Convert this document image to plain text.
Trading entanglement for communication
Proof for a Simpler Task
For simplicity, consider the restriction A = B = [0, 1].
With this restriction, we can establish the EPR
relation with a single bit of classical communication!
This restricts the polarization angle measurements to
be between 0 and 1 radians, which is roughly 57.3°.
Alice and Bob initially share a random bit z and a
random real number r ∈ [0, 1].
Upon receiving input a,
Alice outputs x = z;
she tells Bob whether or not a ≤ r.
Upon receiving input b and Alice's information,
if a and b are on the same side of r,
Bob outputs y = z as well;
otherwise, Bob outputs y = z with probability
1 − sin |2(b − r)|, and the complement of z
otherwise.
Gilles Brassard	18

★ ★ ★ ★ ★ ★ ★

Direction: All entries must be repeated verbatim.

Completed task:
Convert this document image to plain text.
Trading entanglement for communication
Proof for a Simpler Task
For simplicity, consider the restriction A = B = [0, 1].
With this restriction, we can establish the EPR
relation with a single bit of classical communication!
This restricts the polarization angle measurements to
be between 0 and 1 radians, which is roughly 57.3°.
Alice and Bob initially share a random bit z and a
random real number r ∈ [0, 1].
Upon receiving input a,
Alice outputs x = z;
she tells Bob whether or not a ≤ r.
Upon receiving input b and Alice's information,
if a and b are on the same side of r,
Bob outputs y = z as well;
otherwise, Bob outputs y = z with probability
1 − sin |2(b − r)|, and the complement of z
otherwise.
Gilles Brassard	18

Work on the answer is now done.